(WHAT TO PRODUCE) Gather every line in the listing below that contains the word "Holmes".

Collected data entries
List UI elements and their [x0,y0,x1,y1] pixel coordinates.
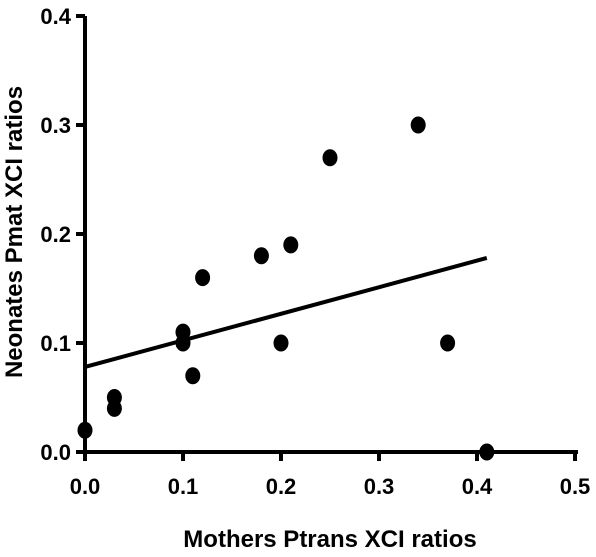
data-point [322,149,338,167]
data-point [283,236,299,254]
x-tick-label: 0.2 [266,474,297,499]
tick-labels: 0.0 0.1 0.2 0.3 0.4 0.5 0.0 0.1 0.2 0.3 0.4 [40,4,590,499]
y-tick-label: 0.2 [40,222,71,247]
x-tick-label: 0.1 [168,474,199,499]
data-point [410,116,426,134]
y-tick-label: 0.1 [40,331,71,356]
x-tick-label: 0.0 [70,474,101,499]
axes [83,16,578,454]
data-points [77,116,495,461]
data-point [195,269,211,287]
data-point [185,367,201,385]
data-point [440,334,456,352]
ticks [76,14,577,461]
data-point [273,334,289,352]
x-axis-title: Mothers Ptrans XCI ratios [183,526,476,553]
data-point [479,443,495,461]
y-tick-label: 0.3 [40,113,71,138]
x-tick-label: 0.4 [462,474,493,499]
x-tick-label: 0.5 [560,474,591,499]
x-tick-label: 0.3 [364,474,395,499]
data-point [106,399,122,417]
y-axis-title: Neonates Pmat XCI ratios [1,86,28,378]
y-tick-label: 0.0 [40,440,71,465]
data-point [175,334,191,352]
data-point [77,421,93,439]
regression-line [84,256,488,369]
data-point [253,247,269,265]
y-tick-label: 0.4 [40,4,71,29]
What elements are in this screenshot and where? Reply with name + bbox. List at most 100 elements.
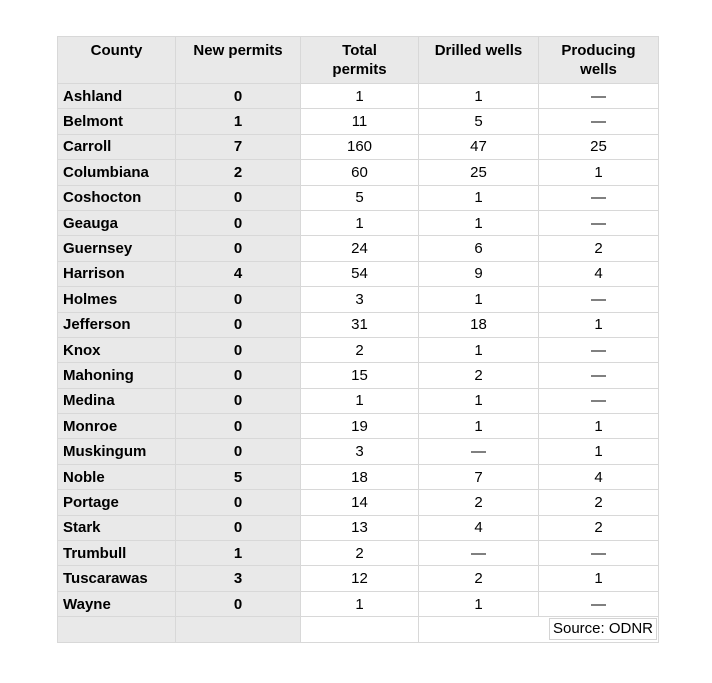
total-permits-cell: 18 <box>300 463 419 491</box>
county-cell: Wayne <box>57 590 176 618</box>
drilled-wells-cell: 1 <box>418 286 539 313</box>
new-permits-cell: 0 <box>175 82 301 110</box>
new-permits-cell: 5 <box>175 463 301 491</box>
producing-wells-cell: 4 <box>538 463 659 491</box>
table-row: Muskingum 0 3—1 <box>57 438 659 465</box>
total-permits-cell: 5 <box>300 184 419 211</box>
county-cell: Holmes <box>57 286 176 313</box>
table-row: Portage 0 14 2 2 <box>57 489 659 516</box>
table-row: Coshocton 0 5 1— <box>57 184 659 211</box>
new-permits-cell: 3 <box>175 565 301 592</box>
drilled-wells-cell: 4 <box>418 514 539 542</box>
county-cell: Trumbull <box>57 540 176 567</box>
new-permits-cell: 0 <box>175 235 301 262</box>
new-permits-cell: 0 <box>175 184 301 211</box>
county-cell: Muskingum <box>57 438 176 465</box>
new-permits-cell: 1 <box>175 540 301 567</box>
drilled-wells-cell: 1 <box>418 590 539 618</box>
new-permits-cell: 0 <box>175 311 301 338</box>
total-permits-cell: 2 <box>300 336 419 364</box>
producing-wells-cell: 4 <box>538 260 659 288</box>
county-cell: Columbiana <box>57 159 176 186</box>
drilled-wells-cell: 2 <box>418 362 539 389</box>
new-permits-cell: 0 <box>175 209 301 237</box>
total-permits-cell: 19 <box>300 413 419 440</box>
drilled-wells-cell: 7 <box>418 463 539 491</box>
producing-wells-cell: — <box>538 362 659 389</box>
new-permits-cell: 0 <box>175 489 301 516</box>
total-permits-cell: 15 <box>300 362 419 389</box>
table-row: Guernsey 0 24 6 2 <box>57 235 659 262</box>
drilled-wells-cell: 18 <box>418 311 539 338</box>
drilled-wells-cell: 5 <box>418 108 539 135</box>
producing-wells-cell: 1 <box>538 565 659 592</box>
col-header-total-permits: Total permits <box>300 36 419 84</box>
permits-table-wrapper: County New permits Total permits Drilled… <box>57 36 659 643</box>
total-permits-cell: 60 <box>300 159 419 186</box>
producing-wells-cell: 25 <box>538 133 659 161</box>
empty-new-permits-cell <box>175 616 301 643</box>
col-header-drilled-wells: Drilled wells <box>418 36 539 84</box>
drilled-wells-cell: 1 <box>418 209 539 237</box>
source-note: Source: ODNR <box>548 618 657 641</box>
drilled-wells-cell: 1 <box>418 336 539 364</box>
drilled-wells-cell: 1 <box>418 82 539 110</box>
source-cell: Source: ODNR <box>418 616 659 643</box>
producing-wells-cell: — <box>538 336 659 364</box>
county-cell: Medina <box>57 387 176 415</box>
new-permits-cell: 0 <box>175 362 301 389</box>
total-permits-cell: 3 <box>300 438 419 465</box>
county-cell: Geauga <box>57 209 176 237</box>
permits-table: County New permits Total permits Drilled… <box>57 36 659 643</box>
table-row: Stark 0 13 4 2 <box>57 514 659 542</box>
new-permits-cell: 0 <box>175 413 301 440</box>
county-cell: Ashland <box>57 82 176 110</box>
table-row: Noble 5 18 7 4 <box>57 463 659 491</box>
producing-wells-cell: — <box>538 590 659 618</box>
table-row: Holmes 0 3 1— <box>57 286 659 313</box>
producing-wells-cell: 2 <box>538 235 659 262</box>
drilled-wells-cell: 1 <box>418 387 539 415</box>
drilled-wells-cell: 47 <box>418 133 539 161</box>
drilled-wells-cell: 25 <box>418 159 539 186</box>
new-permits-cell: 2 <box>175 159 301 186</box>
total-permits-cell: 31 <box>300 311 419 338</box>
producing-wells-cell: 1 <box>538 311 659 338</box>
drilled-wells-cell: — <box>418 540 539 567</box>
total-permits-cell: 3 <box>300 286 419 313</box>
total-permits-cell: 54 <box>300 260 419 288</box>
drilled-wells-cell: 6 <box>418 235 539 262</box>
county-cell: Belmont <box>57 108 176 135</box>
county-cell: Stark <box>57 514 176 542</box>
county-cell: Harrison <box>57 260 176 288</box>
header-row: County New permits Total permits Drilled… <box>57 36 659 84</box>
total-permits-cell: 1 <box>300 387 419 415</box>
county-cell: Coshocton <box>57 184 176 211</box>
new-permits-cell: 4 <box>175 260 301 288</box>
empty-total-permits-cell <box>300 616 419 643</box>
county-cell: Carroll <box>57 133 176 161</box>
table-row: Belmont 1 11 5— <box>57 108 659 135</box>
table-row: Mahoning 0 15 2— <box>57 362 659 389</box>
total-permits-cell: 12 <box>300 565 419 592</box>
producing-wells-cell: — <box>538 82 659 110</box>
table-row: Jefferson 0 31 18 1 <box>57 311 659 338</box>
table-row: Ashland 0 1 1— <box>57 82 659 110</box>
new-permits-cell: 0 <box>175 514 301 542</box>
total-permits-cell: 1 <box>300 82 419 110</box>
producing-wells-cell: — <box>538 387 659 415</box>
table-row: Monroe 0 19 1 1 <box>57 413 659 440</box>
col-header-county: County <box>57 36 176 84</box>
table-row: Columbiana 2 60 25 1 <box>57 159 659 186</box>
producing-wells-cell: — <box>538 286 659 313</box>
new-permits-cell: 0 <box>175 336 301 364</box>
table-row: Trumbull 1 2— — <box>57 540 659 567</box>
table-body: Ashland 0 1 1— Belmont 1 11 5— Carroll 7 160 47 25 Co… <box>57 82 659 618</box>
new-permits-cell: 0 <box>175 286 301 313</box>
table-row: Medina 0 1 1— <box>57 387 659 415</box>
producing-wells-cell: 1 <box>538 413 659 440</box>
county-cell: Jefferson <box>57 311 176 338</box>
producing-wells-cell: — <box>538 184 659 211</box>
total-permits-cell: 1 <box>300 209 419 237</box>
table-row: Knox 0 2 1— <box>57 336 659 364</box>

(ANSWER IN FULL)
county-cell: Holmes <box>57 286 176 313</box>
table-row: Holmes 0 3 1— <box>57 286 659 313</box>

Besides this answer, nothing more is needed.